WORK TO DO: Write the listing below out again exactly, dropping the images.

LISTING:
-=-=-
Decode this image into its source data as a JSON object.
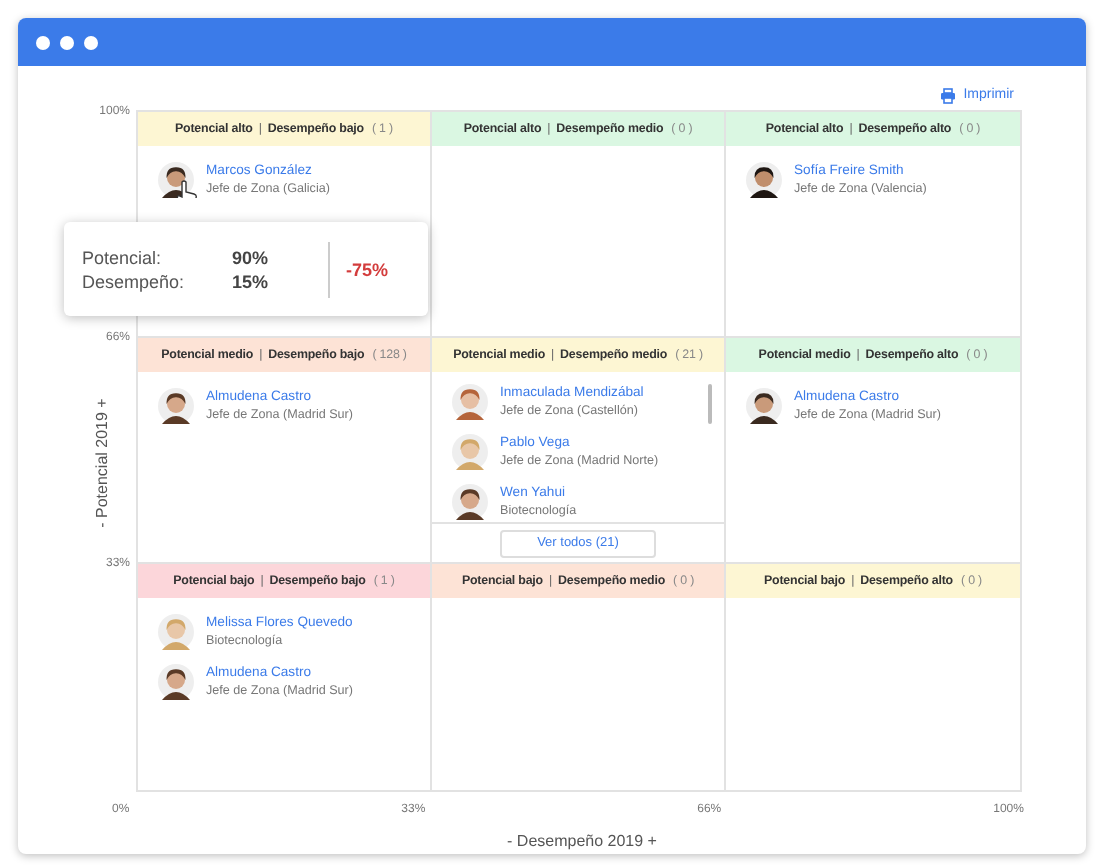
{
  "toolbar": {
    "print_label": "Imprimir"
  },
  "y_axis": {
    "title": "- Potencial 2019 +",
    "ticks": [
      "100%",
      "66%",
      "33%"
    ]
  },
  "grid": [
    [
      {
        "potential": "Potencial alto",
        "separator": "|",
        "performance": "Desempeño bajo",
        "count": "( 1 )",
        "color": "#fdf6d3",
        "people": [
          {
            "name": "Marcos González",
            "role": "Jefe de Zona (Galicia)",
            "hovered": true
          }
        ]
      },
      {
        "potential": "Potencial alto",
        "separator": "|",
        "performance": "Desempeño medio",
        "count": "( 0 )",
        "color": "#daf7e2"
      },
      {
        "potential": "Potencial alto",
        "separator": "|",
        "performance": "Desempeño alto",
        "count": "( 0 )",
        "color": "#daf7e2",
        "people": [
          {
            "name": "Sofía Freire Smith",
            "role": "Jefe de Zona (Valencia)",
            "hovered": false
          }
        ]
      }
    ],
    [
      {
        "potential": "Potencial medio",
        "separator": "|",
        "performance": "Desempeño bajo",
        "count": "( 128 )",
        "color": "#fde3d6",
        "people": [
          {
            "name": "Almudena Castro",
            "role": "Jefe de Zona (Madrid Sur)",
            "hovered": false
          }
        ]
      },
      {
        "potential": "Potencial medio",
        "separator": "|",
        "performance": "Desempeño medio",
        "count": "( 21 )",
        "color": "#fdf6d3",
        "scrollable": true,
        "more_button": "Ver todos (21)",
        "people": [
          {
            "name": "Inmaculada Mendizábal",
            "role": "Jefe de Zona (Castellón)",
            "hovered": false
          },
          {
            "name": "Pablo Vega",
            "role": "Jefe de Zona (Madrid Norte)",
            "hovered": false
          },
          {
            "name": "Wen Yahui",
            "role": "Biotecnología",
            "hovered": false
          }
        ]
      },
      {
        "potential": "Potencial medio",
        "separator": "|",
        "performance": "Desempeño alto",
        "count": "( 0 )",
        "color": "#daf7e2",
        "people": [
          {
            "name": "Almudena Castro",
            "role": "Jefe de Zona (Madrid Sur)",
            "hovered": false
          }
        ]
      }
    ],
    [
      {
        "potential": "Potencial bajo",
        "separator": "|",
        "performance": "Desempeño bajo",
        "count": "( 1 )",
        "color": "#fcd6da",
        "people": [
          {
            "name": "Melissa Flores Quevedo",
            "role": "Biotecnología",
            "hovered": false
          },
          {
            "name": "Almudena Castro",
            "role": "Jefe de Zona (Madrid Sur)",
            "hovered": false
          }
        ]
      },
      {
        "potential": "Potencial bajo",
        "separator": "|",
        "performance": "Desempeño medio",
        "count": "( 0 )",
        "color": "#fde3d6"
      },
      {
        "potential": "Potencial bajo",
        "separator": "|",
        "performance": "Desempeño alto",
        "count": "( 0 )",
        "color": "#fdf6d3"
      }
    ]
  ],
  "x_axis": {
    "ticks": [
      "0%",
      "33%",
      "66%",
      "100%"
    ],
    "title": "- Desempeño 2019 +"
  },
  "tooltip": {
    "rows": [
      {
        "label": "Potencial:",
        "value": "90%"
      },
      {
        "label": "Desempeño:",
        "value": "15%"
      }
    ],
    "delta": "-75%"
  }
}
-=-=-
REPLY:
Decode this image into its source data as a JSON object.
{
  "toolbar": {
    "print_label": "Imprimir"
  },
  "y_axis": {
    "title": "- Potencial 2019 +",
    "ticks": [
      "100%",
      "66%",
      "33%"
    ]
  },
  "grid": [
    [
      {
        "potential": "Potencial alto",
        "separator": "|",
        "performance": "Desempeño bajo",
        "count": "( 1 )",
        "color": "#fdf6d3",
        "people": [
          {
            "name": "Marcos González",
            "role": "Jefe de Zona (Galicia)",
            "hovered": true
          }
        ]
      },
      {
        "potential": "Potencial alto",
        "separator": "|",
        "performance": "Desempeño medio",
        "count": "( 0 )",
        "color": "#daf7e2"
      },
      {
        "potential": "Potencial alto",
        "separator": "|",
        "performance": "Desempeño alto",
        "count": "( 0 )",
        "color": "#daf7e2",
        "people": [
          {
            "name": "Sofía Freire Smith",
            "role": "Jefe de Zona (Valencia)",
            "hovered": false
          }
        ]
      }
    ],
    [
      {
        "potential": "Potencial medio",
        "separator": "|",
        "performance": "Desempeño bajo",
        "count": "( 128 )",
        "color": "#fde3d6",
        "people": [
          {
            "name": "Almudena Castro",
            "role": "Jefe de Zona (Madrid Sur)",
            "hovered": false
          }
        ]
      },
      {
        "potential": "Potencial medio",
        "separator": "|",
        "performance": "Desempeño medio",
        "count": "( 21 )",
        "color": "#fdf6d3",
        "scrollable": true,
        "more_button": "Ver todos (21)",
        "people": [
          {
            "name": "Inmaculada Mendizábal",
            "role": "Jefe de Zona (Castellón)",
            "hovered": false
          },
          {
            "name": "Pablo Vega",
            "role": "Jefe de Zona (Madrid Norte)",
            "hovered": false
          },
          {
            "name": "Wen Yahui",
            "role": "Biotecnología",
            "hovered": false
          }
        ]
      },
      {
        "potential": "Potencial medio",
        "separator": "|",
        "performance": "Desempeño alto",
        "count": "( 0 )",
        "color": "#daf7e2",
        "people": [
          {
            "name": "Almudena Castro",
            "role": "Jefe de Zona (Madrid Sur)",
            "hovered": false
          }
        ]
      }
    ],
    [
      {
        "potential": "Potencial bajo",
        "separator": "|",
        "performance": "Desempeño bajo",
        "count": "( 1 )",
        "color": "#fcd6da",
        "people": [
          {
            "name": "Melissa Flores Quevedo",
            "role": "Biotecnología",
            "hovered": false
          },
          {
            "name": "Almudena Castro",
            "role": "Jefe de Zona (Madrid Sur)",
            "hovered": false
          }
        ]
      },
      {
        "potential": "Potencial bajo",
        "separator": "|",
        "performance": "Desempeño medio",
        "count": "( 0 )",
        "color": "#fde3d6"
      },
      {
        "potential": "Potencial bajo",
        "separator": "|",
        "performance": "Desempeño alto",
        "count": "( 0 )",
        "color": "#fdf6d3"
      }
    ]
  ],
  "x_axis": {
    "ticks": [
      "0%",
      "33%",
      "66%",
      "100%"
    ],
    "title": "- Desempeño 2019 +"
  },
  "tooltip": {
    "rows": [
      {
        "label": "Potencial:",
        "value": "90%"
      },
      {
        "label": "Desempeño:",
        "value": "15%"
      }
    ],
    "delta": "-75%"
  }
}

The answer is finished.